Retype every one of the records below line for line, without changing anything. Leave the pictures out of your copy.

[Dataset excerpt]
________________________________________

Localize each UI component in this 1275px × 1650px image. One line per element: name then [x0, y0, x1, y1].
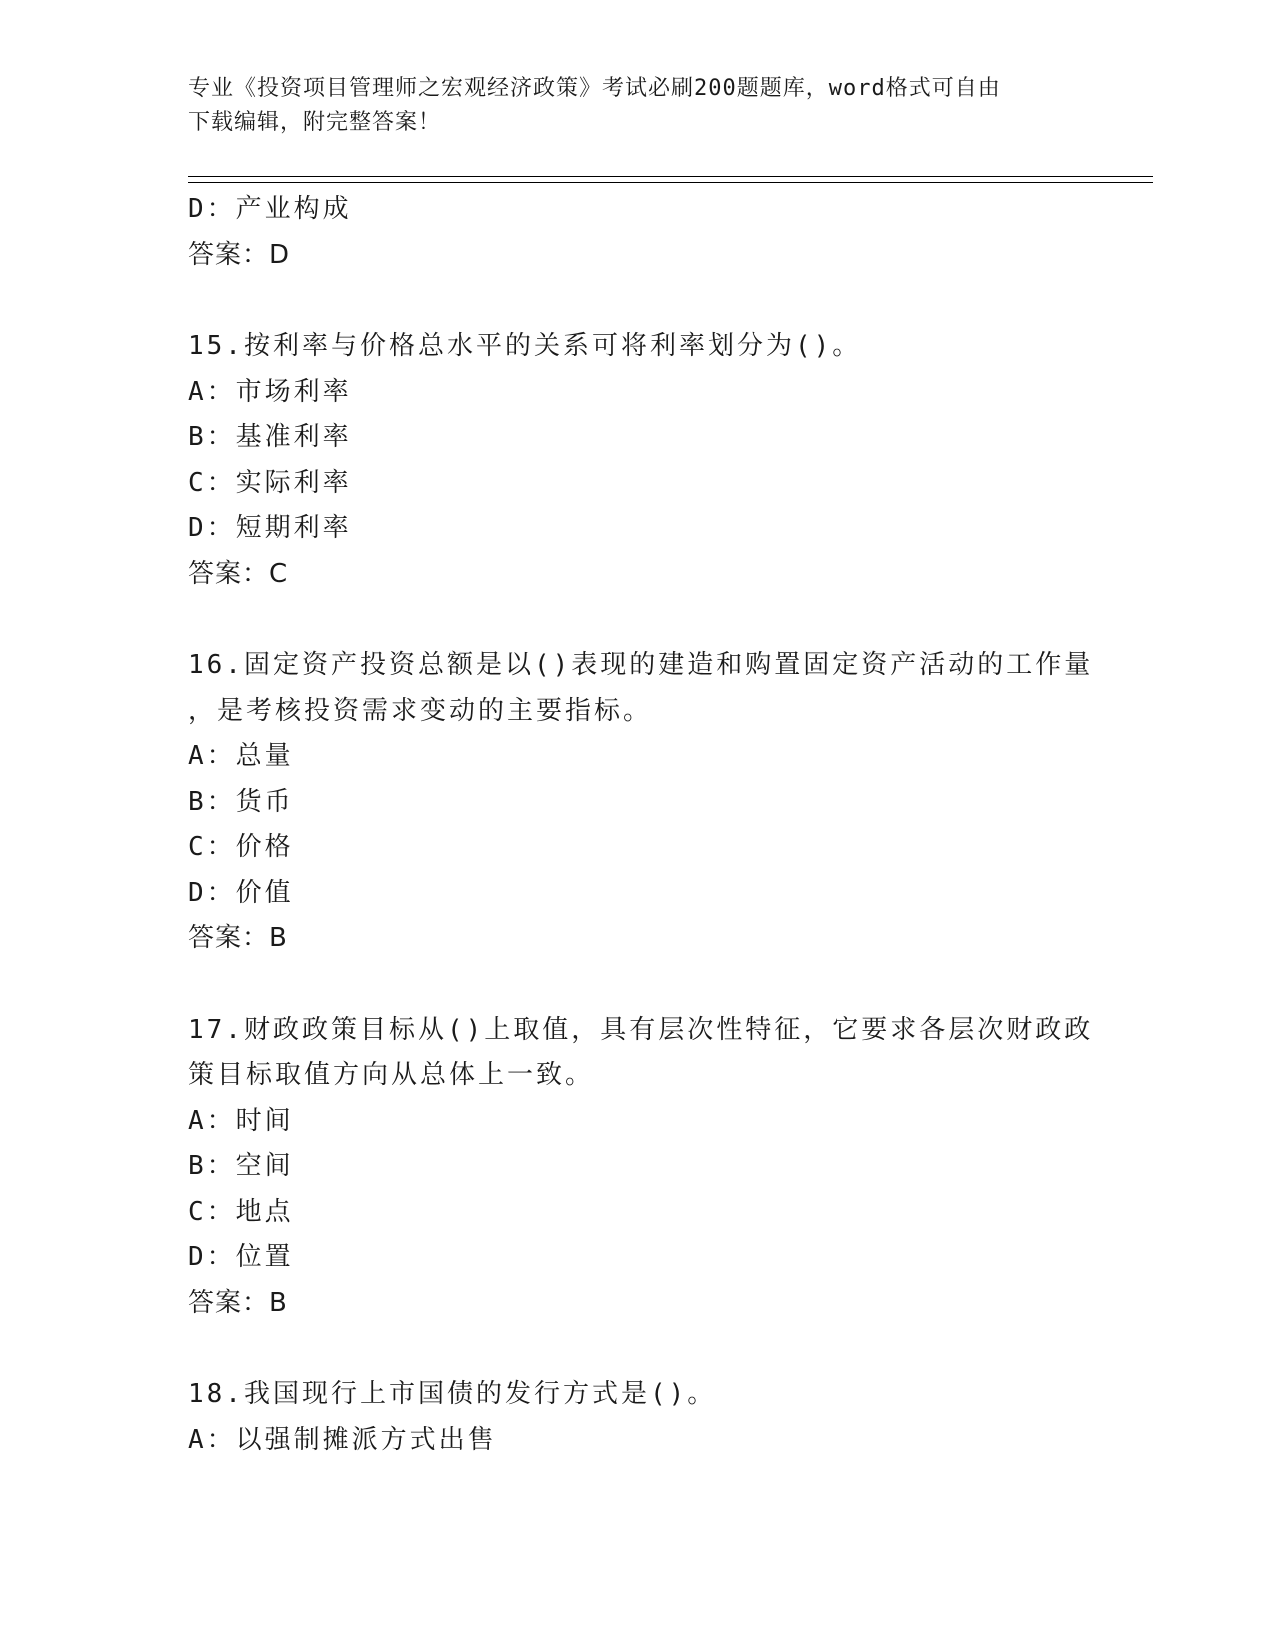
question-stem-line-1: 16.固定资产投资总额是以()表现的建造和购置固定资产活动的工作量	[188, 650, 1094, 680]
question-stem-line-2: ，是考核投资需求变动的主要指标。	[188, 695, 653, 726]
spacer	[188, 597, 1088, 643]
option-a: A：市场利率	[188, 376, 352, 407]
option-d: D：产业构成	[188, 194, 352, 224]
spacer	[188, 278, 1088, 324]
answer: 答案：D	[188, 239, 291, 270]
spacer	[188, 1326, 1088, 1372]
answer: 答案：C	[188, 558, 289, 589]
option-a: A：以强制摊派方式出售	[188, 1424, 497, 1455]
header-divider-top	[188, 176, 1153, 177]
header-divider-bottom	[188, 182, 1153, 183]
option-a: A：时间	[188, 1105, 294, 1136]
option-b: B：基准利率	[188, 422, 352, 452]
option-d: D：位置	[188, 1242, 294, 1272]
question-17	[188, 1008, 1094, 1327]
answer: 答案：B	[188, 923, 288, 953]
question-18	[188, 1372, 1088, 1463]
option-c: C：价格	[188, 832, 294, 862]
document-header	[188, 72, 1068, 140]
question-stem: 18.我国现行上市国债的发行方式是()。	[188, 1379, 717, 1409]
option-b: B：货币	[188, 786, 294, 817]
option-d: D：短期利率	[188, 513, 352, 543]
option-c: C：地点	[188, 1196, 294, 1227]
question-list	[188, 187, 1094, 1463]
option-d: D：价值	[188, 877, 294, 908]
option-b: B：空间	[188, 1151, 294, 1181]
question-stem: 15.按利率与价格总水平的关系可将利率划分为()。	[188, 331, 862, 361]
header-line-1: 专业《投资项目管理师之宏观经济政策》考试必刷200题题库，word格式可自由	[188, 76, 1001, 101]
question-stem-line-1: 17.财政政策目标从()上取值，具有层次性特征，它要求各层次财政政	[188, 1014, 1094, 1045]
question-stem-line-2: 策目标取值方向从总体上一致。	[188, 1060, 595, 1090]
answer: 答案：B	[188, 1287, 288, 1318]
spacer	[188, 962, 1088, 1008]
option-a: A：总量	[188, 741, 294, 771]
question-previous	[188, 187, 1088, 278]
question-15	[188, 324, 1088, 597]
question-16	[188, 643, 1094, 962]
option-c: C：实际利率	[188, 467, 352, 498]
header-line-2: 下载编辑，附完整答案！	[188, 110, 442, 135]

________________________________________

▸ FULL SOLUTION:
Localize each UI component in this 1275px × 1650px image. One line per element: name then [x0, y0, x1, y1].
question-stem-line-1: 16.固定资产投资总额是以()表现的建造和购置固定资产活动的工作量	[188, 650, 1094, 680]
question-stem-line-2: ，是考核投资需求变动的主要指标。	[188, 695, 653, 726]
spacer	[188, 597, 1088, 643]
option-a: A：市场利率	[188, 376, 352, 407]
option-d: D：产业构成	[188, 194, 352, 224]
spacer	[188, 278, 1088, 324]
answer: 答案：D	[188, 239, 291, 270]
spacer	[188, 1326, 1088, 1372]
answer: 答案：C	[188, 558, 289, 589]
option-a: A：以强制摊派方式出售	[188, 1424, 497, 1455]
header-divider-top	[188, 176, 1153, 177]
header-divider-bottom	[188, 182, 1153, 183]
option-a: A：时间	[188, 1105, 294, 1136]
option-b: B：基准利率	[188, 422, 352, 452]
option-d: D：位置	[188, 1242, 294, 1272]
question-17	[188, 1008, 1094, 1327]
answer: 答案：B	[188, 923, 288, 953]
question-18	[188, 1372, 1088, 1463]
option-c: C：价格	[188, 832, 294, 862]
document-header	[188, 72, 1068, 140]
question-stem: 18.我国现行上市国债的发行方式是()。	[188, 1379, 717, 1409]
option-b: B：货币	[188, 786, 294, 817]
option-d: D：短期利率	[188, 513, 352, 543]
option-c: C：地点	[188, 1196, 294, 1227]
question-list	[188, 187, 1094, 1463]
option-d: D：价值	[188, 877, 294, 908]
option-b: B：空间	[188, 1151, 294, 1181]
question-stem: 15.按利率与价格总水平的关系可将利率划分为()。	[188, 331, 862, 361]
header-line-1: 专业《投资项目管理师之宏观经济政策》考试必刷200题题库，word格式可自由	[188, 76, 1001, 101]
question-stem-line-1: 17.财政政策目标从()上取值，具有层次性特征，它要求各层次财政政	[188, 1014, 1094, 1045]
question-stem-line-2: 策目标取值方向从总体上一致。	[188, 1060, 595, 1090]
answer: 答案：B	[188, 1287, 288, 1318]
spacer	[188, 962, 1088, 1008]
option-a: A：总量	[188, 741, 294, 771]
question-previous	[188, 187, 1088, 278]
question-15	[188, 324, 1088, 597]
question-16	[188, 643, 1094, 962]
option-c: C：实际利率	[188, 467, 352, 498]
header-line-2: 下载编辑，附完整答案！	[188, 110, 442, 135]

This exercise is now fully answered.